--- Description of the task ---
Please reproduce the stretch of the entries from their first line through the line containing "- callout-number-1: 1: [510, 88, 525, 118]", including both of those lines and keeping every character unchanged.

--- Exercise data ---
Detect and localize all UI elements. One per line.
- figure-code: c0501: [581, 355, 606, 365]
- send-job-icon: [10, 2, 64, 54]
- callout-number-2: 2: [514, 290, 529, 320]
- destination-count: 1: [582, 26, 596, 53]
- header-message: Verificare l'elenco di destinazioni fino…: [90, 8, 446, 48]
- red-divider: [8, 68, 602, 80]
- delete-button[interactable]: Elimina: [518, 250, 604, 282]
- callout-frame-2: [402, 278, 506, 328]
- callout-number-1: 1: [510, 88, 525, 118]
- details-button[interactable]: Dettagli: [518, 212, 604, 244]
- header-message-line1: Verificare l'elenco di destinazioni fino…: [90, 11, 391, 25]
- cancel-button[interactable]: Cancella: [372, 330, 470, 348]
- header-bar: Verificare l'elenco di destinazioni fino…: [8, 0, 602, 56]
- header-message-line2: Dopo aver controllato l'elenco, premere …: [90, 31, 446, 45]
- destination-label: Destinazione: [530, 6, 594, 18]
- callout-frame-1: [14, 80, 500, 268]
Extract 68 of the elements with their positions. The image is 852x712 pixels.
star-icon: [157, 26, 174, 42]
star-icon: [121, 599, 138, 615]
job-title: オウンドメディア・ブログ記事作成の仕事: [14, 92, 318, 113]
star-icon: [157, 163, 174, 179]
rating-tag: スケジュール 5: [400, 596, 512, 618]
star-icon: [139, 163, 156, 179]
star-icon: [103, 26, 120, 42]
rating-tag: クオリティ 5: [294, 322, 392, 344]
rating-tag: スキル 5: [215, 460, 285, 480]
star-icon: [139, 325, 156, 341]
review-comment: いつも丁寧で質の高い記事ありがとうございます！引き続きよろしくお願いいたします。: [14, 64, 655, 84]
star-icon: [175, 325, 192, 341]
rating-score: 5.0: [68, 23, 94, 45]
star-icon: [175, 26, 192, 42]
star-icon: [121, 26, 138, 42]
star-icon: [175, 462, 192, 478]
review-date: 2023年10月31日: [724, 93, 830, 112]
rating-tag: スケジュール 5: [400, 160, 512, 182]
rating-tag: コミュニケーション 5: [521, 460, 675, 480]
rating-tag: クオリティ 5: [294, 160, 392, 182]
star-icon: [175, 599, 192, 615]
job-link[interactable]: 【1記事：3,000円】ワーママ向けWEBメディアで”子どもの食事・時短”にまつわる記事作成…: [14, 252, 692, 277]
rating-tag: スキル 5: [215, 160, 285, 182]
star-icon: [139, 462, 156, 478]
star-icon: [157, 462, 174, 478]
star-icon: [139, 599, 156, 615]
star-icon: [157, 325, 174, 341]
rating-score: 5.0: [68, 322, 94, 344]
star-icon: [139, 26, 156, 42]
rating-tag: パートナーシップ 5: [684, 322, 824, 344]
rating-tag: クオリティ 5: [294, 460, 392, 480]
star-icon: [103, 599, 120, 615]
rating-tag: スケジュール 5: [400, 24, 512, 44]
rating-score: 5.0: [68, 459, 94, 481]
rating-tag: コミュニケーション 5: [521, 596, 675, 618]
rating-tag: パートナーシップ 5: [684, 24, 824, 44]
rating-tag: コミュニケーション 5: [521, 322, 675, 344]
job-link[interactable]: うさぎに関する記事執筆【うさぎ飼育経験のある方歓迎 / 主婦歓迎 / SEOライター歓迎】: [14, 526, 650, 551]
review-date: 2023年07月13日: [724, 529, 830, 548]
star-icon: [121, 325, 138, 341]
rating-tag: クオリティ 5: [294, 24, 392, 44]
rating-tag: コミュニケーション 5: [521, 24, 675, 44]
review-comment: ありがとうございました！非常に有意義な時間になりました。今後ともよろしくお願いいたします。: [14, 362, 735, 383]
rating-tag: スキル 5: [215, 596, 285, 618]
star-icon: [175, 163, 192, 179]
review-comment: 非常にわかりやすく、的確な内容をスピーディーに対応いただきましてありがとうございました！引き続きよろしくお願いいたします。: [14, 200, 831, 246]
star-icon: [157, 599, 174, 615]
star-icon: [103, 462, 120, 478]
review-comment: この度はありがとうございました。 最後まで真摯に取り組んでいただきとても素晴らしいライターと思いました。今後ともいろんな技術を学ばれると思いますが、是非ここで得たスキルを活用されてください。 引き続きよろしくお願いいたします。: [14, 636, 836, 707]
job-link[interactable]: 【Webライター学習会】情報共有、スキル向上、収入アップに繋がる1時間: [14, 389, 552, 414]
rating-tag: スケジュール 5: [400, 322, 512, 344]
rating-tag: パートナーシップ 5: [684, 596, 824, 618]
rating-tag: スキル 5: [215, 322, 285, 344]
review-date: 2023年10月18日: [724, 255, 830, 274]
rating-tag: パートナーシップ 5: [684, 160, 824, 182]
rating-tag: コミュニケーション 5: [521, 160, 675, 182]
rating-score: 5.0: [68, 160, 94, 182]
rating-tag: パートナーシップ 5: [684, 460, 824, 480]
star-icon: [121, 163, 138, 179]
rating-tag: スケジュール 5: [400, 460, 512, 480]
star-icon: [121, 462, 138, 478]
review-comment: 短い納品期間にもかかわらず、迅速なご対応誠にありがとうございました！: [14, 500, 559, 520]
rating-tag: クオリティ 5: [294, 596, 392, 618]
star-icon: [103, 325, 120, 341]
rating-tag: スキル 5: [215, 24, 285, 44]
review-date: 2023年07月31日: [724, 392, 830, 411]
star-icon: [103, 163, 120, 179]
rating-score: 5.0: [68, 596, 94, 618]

--- Full solution ---
Detect and localize all UI elements. One per line.
- figure-code: c0501: [581, 355, 606, 365]
- send-job-icon: [10, 2, 64, 54]
- callout-number-2: 2: [514, 290, 529, 320]
- destination-count: 1: [582, 26, 596, 53]
- header-message: Verificare l'elenco di destinazioni fino…: [90, 8, 446, 48]
- red-divider: [8, 68, 602, 80]
- delete-button[interactable]: Elimina: [518, 250, 604, 282]
- callout-frame-2: [402, 278, 506, 328]
- callout-number-1: 1: [510, 88, 525, 118]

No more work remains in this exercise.